Show all lines from the listing below that contain "with".

Begin Data to process

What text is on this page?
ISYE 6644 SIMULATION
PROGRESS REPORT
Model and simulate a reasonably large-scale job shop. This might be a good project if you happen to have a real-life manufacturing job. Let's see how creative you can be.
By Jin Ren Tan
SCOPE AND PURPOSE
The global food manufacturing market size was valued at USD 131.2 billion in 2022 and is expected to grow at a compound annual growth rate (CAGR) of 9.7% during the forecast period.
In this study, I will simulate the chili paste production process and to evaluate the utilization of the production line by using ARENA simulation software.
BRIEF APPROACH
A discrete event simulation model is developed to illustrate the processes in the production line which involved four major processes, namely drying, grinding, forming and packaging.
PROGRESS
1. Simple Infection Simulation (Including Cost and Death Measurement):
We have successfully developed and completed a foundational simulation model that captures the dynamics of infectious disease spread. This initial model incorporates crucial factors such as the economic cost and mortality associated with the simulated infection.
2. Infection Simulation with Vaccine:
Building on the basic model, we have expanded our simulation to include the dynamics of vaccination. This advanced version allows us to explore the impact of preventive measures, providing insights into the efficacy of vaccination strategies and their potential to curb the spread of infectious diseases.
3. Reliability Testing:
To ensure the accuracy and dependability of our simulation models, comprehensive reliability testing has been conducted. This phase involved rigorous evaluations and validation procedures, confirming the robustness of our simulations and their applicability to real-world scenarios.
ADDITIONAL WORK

End Data to process

Output for this exercise –
We have successfully developed and completed a foundational simulation model that captures the dynamics of infectious disease spread. This initial model incorporates crucial factors such as the economic cost and mortality associated with the simulated infection.
2. Infection Simulation with Vaccine:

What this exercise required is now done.